═════ Input rows ═════
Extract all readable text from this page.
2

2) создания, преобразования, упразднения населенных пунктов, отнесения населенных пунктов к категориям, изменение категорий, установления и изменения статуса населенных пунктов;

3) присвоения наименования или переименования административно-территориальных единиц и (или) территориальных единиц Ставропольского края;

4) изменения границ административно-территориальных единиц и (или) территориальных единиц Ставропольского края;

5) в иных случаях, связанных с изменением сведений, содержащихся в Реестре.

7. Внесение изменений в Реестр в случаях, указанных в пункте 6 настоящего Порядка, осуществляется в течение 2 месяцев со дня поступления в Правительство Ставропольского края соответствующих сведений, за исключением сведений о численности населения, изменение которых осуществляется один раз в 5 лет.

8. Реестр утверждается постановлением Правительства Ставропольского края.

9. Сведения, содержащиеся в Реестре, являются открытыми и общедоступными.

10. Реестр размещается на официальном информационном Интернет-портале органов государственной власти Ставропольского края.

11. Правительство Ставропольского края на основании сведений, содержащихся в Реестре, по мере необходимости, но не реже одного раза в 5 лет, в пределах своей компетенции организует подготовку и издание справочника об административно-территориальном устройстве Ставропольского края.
═════
═════ Input rows ═════
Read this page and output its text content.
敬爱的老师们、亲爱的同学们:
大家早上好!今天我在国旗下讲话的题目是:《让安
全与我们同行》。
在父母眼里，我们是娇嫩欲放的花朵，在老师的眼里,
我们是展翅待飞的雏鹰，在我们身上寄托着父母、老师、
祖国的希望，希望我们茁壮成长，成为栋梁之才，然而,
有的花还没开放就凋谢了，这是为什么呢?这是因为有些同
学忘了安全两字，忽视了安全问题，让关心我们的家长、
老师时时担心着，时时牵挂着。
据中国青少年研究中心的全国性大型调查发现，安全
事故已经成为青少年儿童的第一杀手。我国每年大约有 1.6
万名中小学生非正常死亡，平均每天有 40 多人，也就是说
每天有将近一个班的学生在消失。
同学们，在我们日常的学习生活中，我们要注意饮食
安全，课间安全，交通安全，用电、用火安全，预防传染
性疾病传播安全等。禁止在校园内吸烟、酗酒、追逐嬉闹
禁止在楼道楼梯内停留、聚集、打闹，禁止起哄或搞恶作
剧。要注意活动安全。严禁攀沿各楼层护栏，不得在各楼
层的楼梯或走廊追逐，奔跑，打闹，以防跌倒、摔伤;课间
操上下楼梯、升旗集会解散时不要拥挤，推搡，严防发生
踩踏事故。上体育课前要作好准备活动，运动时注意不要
═════
═════ Input rows ═════
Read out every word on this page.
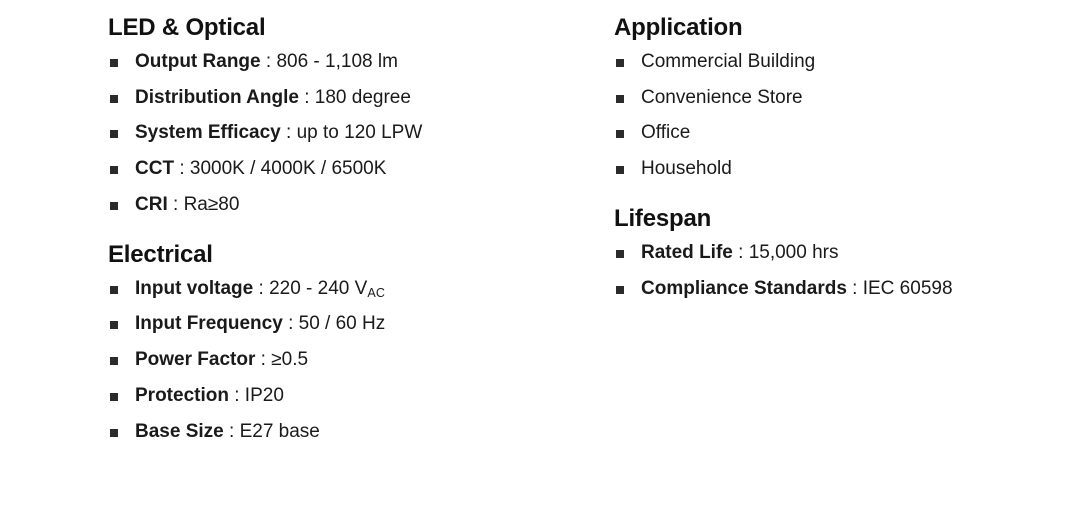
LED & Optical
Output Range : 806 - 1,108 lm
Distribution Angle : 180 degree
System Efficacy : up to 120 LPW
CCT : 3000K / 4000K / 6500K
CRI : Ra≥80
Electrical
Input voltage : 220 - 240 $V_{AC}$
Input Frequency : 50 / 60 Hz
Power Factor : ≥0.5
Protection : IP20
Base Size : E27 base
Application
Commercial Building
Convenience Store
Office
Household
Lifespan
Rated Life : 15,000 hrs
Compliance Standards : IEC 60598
═════
▸ **Your objective**
Lines of the listing that contain the word "административно" are to be counted; report only their number.

▸ **Exercise output**
3